Stated problem
Return every record verbatim.

Dataset records
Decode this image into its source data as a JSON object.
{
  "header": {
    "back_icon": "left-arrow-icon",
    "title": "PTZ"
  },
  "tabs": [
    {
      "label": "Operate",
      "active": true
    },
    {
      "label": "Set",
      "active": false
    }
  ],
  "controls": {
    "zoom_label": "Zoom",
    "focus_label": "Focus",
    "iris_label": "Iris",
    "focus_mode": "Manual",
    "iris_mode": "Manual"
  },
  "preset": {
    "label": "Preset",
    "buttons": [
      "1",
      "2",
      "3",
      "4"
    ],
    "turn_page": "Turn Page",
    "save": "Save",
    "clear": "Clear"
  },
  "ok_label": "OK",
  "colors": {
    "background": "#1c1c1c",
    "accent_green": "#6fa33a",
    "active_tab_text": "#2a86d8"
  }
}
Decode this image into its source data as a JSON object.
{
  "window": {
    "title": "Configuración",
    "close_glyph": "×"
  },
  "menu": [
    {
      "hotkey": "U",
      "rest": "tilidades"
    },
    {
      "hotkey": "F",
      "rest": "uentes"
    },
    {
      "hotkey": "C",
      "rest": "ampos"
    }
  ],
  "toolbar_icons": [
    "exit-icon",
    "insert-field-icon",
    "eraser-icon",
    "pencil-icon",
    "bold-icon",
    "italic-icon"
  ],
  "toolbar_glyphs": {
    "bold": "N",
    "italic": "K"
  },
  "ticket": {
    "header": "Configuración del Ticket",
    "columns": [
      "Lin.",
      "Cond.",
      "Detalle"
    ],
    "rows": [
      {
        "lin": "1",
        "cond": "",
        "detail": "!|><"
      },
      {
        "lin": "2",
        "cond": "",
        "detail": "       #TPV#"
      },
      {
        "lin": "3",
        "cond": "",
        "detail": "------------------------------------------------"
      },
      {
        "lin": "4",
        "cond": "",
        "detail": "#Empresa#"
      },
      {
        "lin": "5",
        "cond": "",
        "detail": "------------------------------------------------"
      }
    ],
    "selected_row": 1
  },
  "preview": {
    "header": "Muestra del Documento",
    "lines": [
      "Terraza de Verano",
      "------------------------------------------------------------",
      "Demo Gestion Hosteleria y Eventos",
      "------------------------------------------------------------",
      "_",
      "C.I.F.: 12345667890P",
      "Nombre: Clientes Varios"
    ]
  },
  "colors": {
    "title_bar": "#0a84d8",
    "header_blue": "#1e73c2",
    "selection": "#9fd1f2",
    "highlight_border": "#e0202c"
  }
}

Answer to the problem
Decode this image into its source data as a JSON object.
{
  "header": {
    "back_icon": "left-arrow-icon",
    "title": "PTZ"
  },
  "tabs": [
    {
      "label": "Operate",
      "active": true
    },
    {
      "label": "Set",
      "active": false
    }
  ],
  "controls": {
    "zoom_label": "Zoom",
    "focus_label": "Focus",
    "iris_label": "Iris",
    "focus_mode": "Manual",
    "iris_mode": "Manual"
  },
  "preset": {
    "label": "Preset",
    "buttons": [
      "1",
      "2",
      "3",
      "4"
    ],
    "turn_page": "Turn Page",
    "save": "Save",
    "clear": "Clear"
  },
  "ok_label": "OK",
  "colors": {
    "background": "#1c1c1c",
    "accent_green": "#6fa33a",
    "active_tab_text": "#2a86d8"
  }
}
Decode this image into its source data as a JSON object.
{
  "window": {
    "title": "Configuración",
    "close_glyph": "×"
  },
  "menu": [
    {
      "hotkey": "U",
      "rest": "tilidades"
    },
    {
      "hotkey": "F",
      "rest": "uentes"
    },
    {
      "hotkey": "C",
      "rest": "ampos"
    }
  ],
  "toolbar_icons": [
    "exit-icon",
    "insert-field-icon",
    "eraser-icon",
    "pencil-icon",
    "bold-icon",
    "italic-icon"
  ],
  "toolbar_glyphs": {
    "bold": "N",
    "italic": "K"
  },
  "ticket": {
    "header": "Configuración del Ticket",
    "columns": [
      "Lin.",
      "Cond.",
      "Detalle"
    ],
    "rows": [
      {
        "lin": "1",
        "cond": "",
        "detail": "!|><"
      },
      {
        "lin": "2",
        "cond": "",
        "detail": "       #TPV#"
      },
      {
        "lin": "3",
        "cond": "",
        "detail": "------------------------------------------------"
      },
      {
        "lin": "4",
        "cond": "",
        "detail": "#Empresa#"
      },
      {
        "lin": "5",
        "cond": "",
        "detail": "------------------------------------------------"
      }
    ],
    "selected_row": 1
  },
  "preview": {
    "header": "Muestra del Documento",
    "lines": [
      "Terraza de Verano",
      "------------------------------------------------------------",
      "Demo Gestion Hosteleria y Eventos",
      "------------------------------------------------------------",
      "_",
      "C.I.F.: 12345667890P",
      "Nombre: Clientes Varios"
    ]
  },
  "colors": {
    "title_bar": "#0a84d8",
    "header_blue": "#1e73c2",
    "selection": "#9fd1f2",
    "highlight_border": "#e0202c"
  }
}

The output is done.